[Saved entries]
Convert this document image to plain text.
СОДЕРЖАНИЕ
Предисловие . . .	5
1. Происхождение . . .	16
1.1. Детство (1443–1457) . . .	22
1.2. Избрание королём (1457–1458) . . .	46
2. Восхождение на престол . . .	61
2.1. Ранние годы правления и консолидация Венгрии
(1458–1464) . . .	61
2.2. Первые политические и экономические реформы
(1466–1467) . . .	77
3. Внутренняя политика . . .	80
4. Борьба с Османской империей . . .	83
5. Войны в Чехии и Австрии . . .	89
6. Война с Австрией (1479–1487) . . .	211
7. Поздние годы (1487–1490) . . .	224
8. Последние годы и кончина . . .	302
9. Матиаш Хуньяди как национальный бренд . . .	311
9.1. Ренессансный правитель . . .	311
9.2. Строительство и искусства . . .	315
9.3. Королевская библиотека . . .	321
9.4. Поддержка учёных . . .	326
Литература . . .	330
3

AIM
Retype all of the entries precisely as they are.

EXERCISE SOLUTION
Convert this document image to plain text.
СОДЕРЖАНИЕ
Предисловие . . .	5
1. Происхождение . . .	16
1.1. Детство (1443–1457) . . .	22
1.2. Избрание королём (1457–1458) . . .	46
2. Восхождение на престол . . .	61
2.1. Ранние годы правления и консолидация Венгрии
(1458–1464) . . .	61
2.2. Первые политические и экономические реформы
(1466–1467) . . .	77
3. Внутренняя политика . . .	80
4. Борьба с Османской империей . . .	83
5. Войны в Чехии и Австрии . . .	89
6. Война с Австрией (1479–1487) . . .	211
7. Поздние годы (1487–1490) . . .	224
8. Последние годы и кончина . . .	302
9. Матиаш Хуньяди как национальный бренд . . .	311
9.1. Ренессансный правитель . . .	311
9.2. Строительство и искусства . . .	315
9.3. Королевская библиотека . . .	321
9.4. Поддержка учёных . . .	326
Литература . . .	330
3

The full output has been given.